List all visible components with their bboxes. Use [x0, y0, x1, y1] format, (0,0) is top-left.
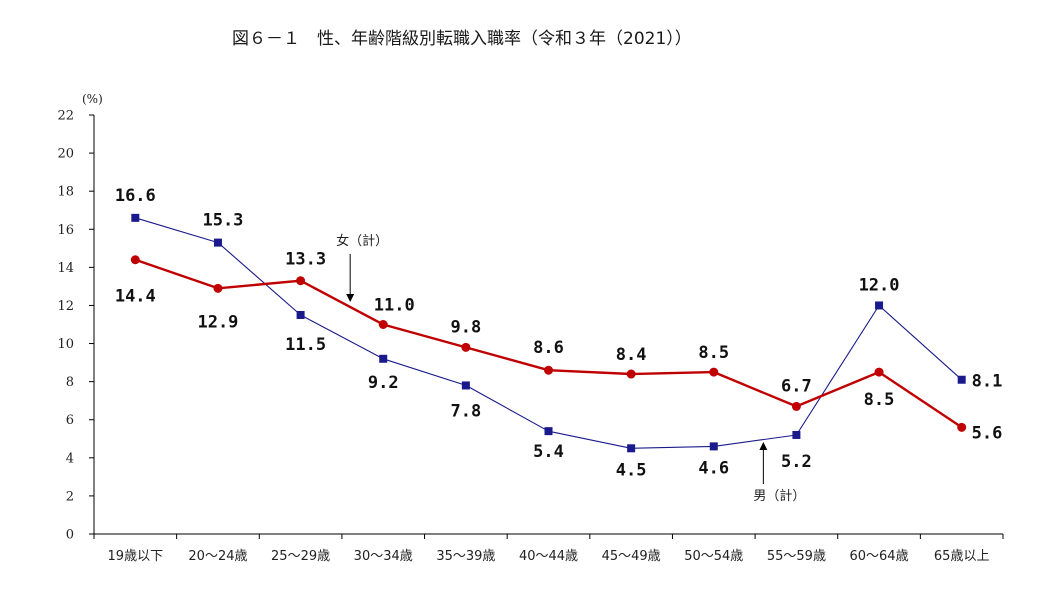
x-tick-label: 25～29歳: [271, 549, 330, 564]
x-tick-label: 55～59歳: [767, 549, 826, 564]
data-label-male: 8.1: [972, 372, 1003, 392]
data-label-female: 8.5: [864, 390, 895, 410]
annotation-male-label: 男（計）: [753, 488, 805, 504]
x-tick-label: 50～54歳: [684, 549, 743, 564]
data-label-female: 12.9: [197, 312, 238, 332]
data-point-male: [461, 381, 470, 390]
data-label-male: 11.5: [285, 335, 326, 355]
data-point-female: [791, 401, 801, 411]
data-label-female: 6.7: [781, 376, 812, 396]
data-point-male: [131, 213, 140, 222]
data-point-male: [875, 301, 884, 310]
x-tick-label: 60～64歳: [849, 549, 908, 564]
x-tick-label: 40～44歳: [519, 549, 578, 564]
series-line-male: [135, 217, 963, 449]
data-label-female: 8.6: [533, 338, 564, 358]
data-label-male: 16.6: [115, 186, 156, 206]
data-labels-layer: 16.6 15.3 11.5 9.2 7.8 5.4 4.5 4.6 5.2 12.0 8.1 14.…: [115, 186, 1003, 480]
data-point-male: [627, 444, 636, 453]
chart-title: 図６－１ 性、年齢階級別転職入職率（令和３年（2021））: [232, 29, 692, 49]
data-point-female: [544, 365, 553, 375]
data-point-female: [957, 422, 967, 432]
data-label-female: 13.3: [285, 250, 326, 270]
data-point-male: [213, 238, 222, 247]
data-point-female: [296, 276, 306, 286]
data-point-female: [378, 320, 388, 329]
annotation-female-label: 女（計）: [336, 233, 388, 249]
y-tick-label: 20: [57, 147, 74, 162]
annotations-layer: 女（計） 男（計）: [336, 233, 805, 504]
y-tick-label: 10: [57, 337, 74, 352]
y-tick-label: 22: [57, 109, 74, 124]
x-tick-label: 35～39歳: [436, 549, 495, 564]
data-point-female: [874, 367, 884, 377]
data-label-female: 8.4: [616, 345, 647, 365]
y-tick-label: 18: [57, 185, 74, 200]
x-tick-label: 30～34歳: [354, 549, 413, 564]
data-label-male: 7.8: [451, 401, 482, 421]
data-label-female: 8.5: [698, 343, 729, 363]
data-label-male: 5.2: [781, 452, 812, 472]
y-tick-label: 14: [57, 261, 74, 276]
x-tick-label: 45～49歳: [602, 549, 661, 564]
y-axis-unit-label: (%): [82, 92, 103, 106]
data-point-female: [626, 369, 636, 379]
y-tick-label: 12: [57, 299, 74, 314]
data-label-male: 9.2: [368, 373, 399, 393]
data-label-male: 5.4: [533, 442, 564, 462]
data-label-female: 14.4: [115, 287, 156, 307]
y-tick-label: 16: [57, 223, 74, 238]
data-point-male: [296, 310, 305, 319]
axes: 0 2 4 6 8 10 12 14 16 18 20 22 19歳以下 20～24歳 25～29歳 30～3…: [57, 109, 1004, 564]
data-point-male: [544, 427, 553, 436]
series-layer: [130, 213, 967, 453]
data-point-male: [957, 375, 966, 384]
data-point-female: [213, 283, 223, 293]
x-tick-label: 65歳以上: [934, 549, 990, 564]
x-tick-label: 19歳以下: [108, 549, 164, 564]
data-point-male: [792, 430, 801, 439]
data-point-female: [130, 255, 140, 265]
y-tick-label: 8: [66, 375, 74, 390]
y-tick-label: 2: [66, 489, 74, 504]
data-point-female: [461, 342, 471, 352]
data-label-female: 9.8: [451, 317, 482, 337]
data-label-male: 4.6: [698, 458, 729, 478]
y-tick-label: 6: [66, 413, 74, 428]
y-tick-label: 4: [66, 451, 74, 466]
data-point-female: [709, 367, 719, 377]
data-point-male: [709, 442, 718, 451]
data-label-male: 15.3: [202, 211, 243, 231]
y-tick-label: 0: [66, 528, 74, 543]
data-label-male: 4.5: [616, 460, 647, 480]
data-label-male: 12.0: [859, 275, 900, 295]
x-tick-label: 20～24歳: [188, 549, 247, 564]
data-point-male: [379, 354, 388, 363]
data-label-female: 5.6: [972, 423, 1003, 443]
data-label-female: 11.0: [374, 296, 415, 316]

════════════════

▸ PROBLEM STATEMENT:
Write out every line as a JSON list of strings, one string per line, skipping blank lines and leaving out the picture.

▸ FULL ANSWER:
[
  "List all visible components with their bboxes. Use [x0, y0, x1, y1] format, (0,0) is top-left.",
  "x-tick-label: 25～29歳: [271, 549, 330, 564]",
  "x-tick-label: 55～59歳: [767, 549, 826, 564]",
  "data-label-male: 8.1: [972, 372, 1003, 392]",
  "data-label-female: 8.5: [864, 390, 895, 410]",
  "annotation-male-label: 男（計）: [753, 488, 805, 504]",
  "x-tick-label: 50～54歳: [684, 549, 743, 564]",
  "data-label-female: 12.9: [197, 312, 238, 332]",
  "data-point-male: [461, 381, 470, 390]",
  "data-label-male: 11.5: [285, 335, 326, 355]",
  "data-point-female: [791, 401, 801, 411]",
  "data-label-female: 6.7: [781, 376, 812, 396]",
  "data-point-male: [131, 213, 140, 222]",
  "data-point-male: [875, 301, 884, 310]",
  "x-tick-label: 60～64歳: [849, 549, 908, 564]",
  "x-tick-label: 40～44歳: [519, 549, 578, 564]",
  "series-line-male: [135, 217, 963, 449]",
  "data-label-female: 8.6: [533, 338, 564, 358]",
  "data-label-male: 16.6: [115, 186, 156, 206]",
  "data-labels-layer: 16.6 15.3 11.5 9.2 7.8 5.4 4.5 4.6 5.2 12.0 8.1 14.…: [115, 186, 1003, 480]",
  "data-point-male: [627, 444, 636, 453]",
  "chart-title: 図６－１ 性、年齢階級別転職入職率（令和３年（2021））: [232, 29, 692, 49]",
  "data-point-female: [544, 365, 553, 375]",
  "data-point-female: [957, 422, 967, 432]",
  "data-label-female: 13.3: [285, 250, 326, 270]",
  "data-point-male: [213, 238, 222, 247]",
  "data-point-female: [296, 276, 306, 286]",
  "data-point-female: [378, 320, 388, 329]",
  "annotation-female-label: 女（計）: [336, 233, 388, 249]",
  "y-tick-label: 20: [57, 147, 74, 162]",
  "annotations-layer: 女（計） 男（計）: [336, 233, 805, 504]",
  "y-tick-label: 10: [57, 337, 74, 352]",
  "y-tick-label: 22: [57, 109, 74, 124]",
  "x-tick-label: 35～39歳: [436, 549, 495, 564]",
  "data-point-female: [874, 367, 884, 377]",
  "data-label-female: 8.4: [616, 345, 647, 365]",
  "y-tick-label: 18: [57, 185, 74, 200]",
  "x-tick-label: 30～34歳: [354, 549, 413, 564]",
  "data-label-male: 7.8: [451, 401, 482, 421]",
  "data-label-female: 8.5: [698, 343, 729, 363]",
  "data-label-male: 5.2: [781, 452, 812, 472]",
  "y-tick-label: 14: [57, 261, 74, 276]",
  "x-tick-label: 45～49歳: [602, 549, 661, 564]",
  "y-axis-unit-label: (%): [82, 92, 103, 106]",
  "data-point-female: [626, 369, 636, 379]",
  "y-tick-label: 12: [57, 299, 74, 314]",
  "data-label-male: 9.2: [368, 373, 399, 393]",
  "data-label-male: 5.4: [533, 442, 564, 462]",
  "data-label-female: 14.4: [115, 287, 156, 307]",
  "y-tick-label: 16: [57, 223, 74, 238]",
  "data-point-male: [296, 310, 305, 319]",
  "axes: 0 2 4 6 8 10 12 14 16 18 20 22 19歳以下 20～24歳 25～29歳 30～3…: [57, 109, 1004, 564]",
  "data-point-male: [544, 427, 553, 436]",
  "series-layer: [130, 213, 967, 453]",
  "data-point-male: [957, 375, 966, 384]",
  "data-point-female: [213, 283, 223, 293]",
  "x-tick-label: 65歳以上: [934, 549, 990, 564]",
  "x-tick-label: 19歳以下: [108, 549, 164, 564]",
  "data-point-male: [792, 430, 801, 439]",
  "data-point-female: [130, 255, 140, 265]",
  "y-tick-label: 8: [66, 375, 74, 390]",
  "y-tick-label: 2: [66, 489, 74, 504]",
  "data-point-female: [461, 342, 471, 352]",
  "data-label-female: 9.8: [451, 317, 482, 337]",
  "data-label-male: 4.6: [698, 458, 729, 478]",
  "y-tick-label: 6: [66, 413, 74, 428]",
  "y-tick-label: 4: [66, 451, 74, 466]",
  "data-point-female: [709, 367, 719, 377]",
  "data-point-male: [709, 442, 718, 451]",
  "data-label-male: 15.3: [202, 211, 243, 231]",
  "y-tick-label: 0: [66, 528, 74, 543]",
  "data-label-male: 4.5: [616, 460, 647, 480]",
  "data-label-male: 12.0: [859, 275, 900, 295]",
  "x-tick-label: 20～24歳: [188, 549, 247, 564]",
  "data-point-male: [379, 354, 388, 363]",
  "data-label-female: 5.6: [972, 423, 1003, 443]",
  "data-label-female: 11.0: [374, 296, 415, 316]"
]